** BEGIN DATA IN THIS EXERCISE **

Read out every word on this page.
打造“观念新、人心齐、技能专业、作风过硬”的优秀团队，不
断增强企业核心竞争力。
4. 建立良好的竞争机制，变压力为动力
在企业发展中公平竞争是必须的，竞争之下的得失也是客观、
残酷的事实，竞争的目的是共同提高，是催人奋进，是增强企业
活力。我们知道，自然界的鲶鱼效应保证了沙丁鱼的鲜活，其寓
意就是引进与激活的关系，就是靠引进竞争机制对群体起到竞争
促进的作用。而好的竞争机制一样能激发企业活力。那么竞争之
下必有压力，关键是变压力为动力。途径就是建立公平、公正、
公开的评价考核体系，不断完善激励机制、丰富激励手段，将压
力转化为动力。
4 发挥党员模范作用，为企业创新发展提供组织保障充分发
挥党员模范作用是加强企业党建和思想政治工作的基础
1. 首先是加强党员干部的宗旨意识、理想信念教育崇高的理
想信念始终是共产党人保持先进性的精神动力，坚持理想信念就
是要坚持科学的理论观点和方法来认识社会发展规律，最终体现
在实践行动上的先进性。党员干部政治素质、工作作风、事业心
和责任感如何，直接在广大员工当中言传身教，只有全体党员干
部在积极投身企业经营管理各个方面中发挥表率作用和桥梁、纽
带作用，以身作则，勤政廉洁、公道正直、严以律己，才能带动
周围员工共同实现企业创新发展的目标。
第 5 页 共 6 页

** END DATA IN THIS EXERCISE **

**PROBLEM DESCRIPTION**
Using the exact wording, write out all of the records.

**SOLUTION FOR THIS TASK**
Read out every word on this page.
打造“观念新、人心齐、技能专业、作风过硬”的优秀团队，不
断增强企业核心竞争力。
4. 建立良好的竞争机制，变压力为动力
在企业发展中公平竞争是必须的，竞争之下的得失也是客观、
残酷的事实，竞争的目的是共同提高，是催人奋进，是增强企业
活力。我们知道，自然界的鲶鱼效应保证了沙丁鱼的鲜活，其寓
意就是引进与激活的关系，就是靠引进竞争机制对群体起到竞争
促进的作用。而好的竞争机制一样能激发企业活力。那么竞争之
下必有压力，关键是变压力为动力。途径就是建立公平、公正、
公开的评价考核体系，不断完善激励机制、丰富激励手段，将压
力转化为动力。
4 发挥党员模范作用，为企业创新发展提供组织保障充分发
挥党员模范作用是加强企业党建和思想政治工作的基础
1. 首先是加强党员干部的宗旨意识、理想信念教育崇高的理
想信念始终是共产党人保持先进性的精神动力，坚持理想信念就
是要坚持科学的理论观点和方法来认识社会发展规律，最终体现
在实践行动上的先进性。党员干部政治素质、工作作风、事业心
和责任感如何，直接在广大员工当中言传身教，只有全体党员干
部在积极投身企业经营管理各个方面中发挥表率作用和桥梁、纽
带作用，以身作则，勤政廉洁、公道正直、严以律己，才能带动
周围员工共同实现企业创新发展的目标。
第 5 页 共 6 页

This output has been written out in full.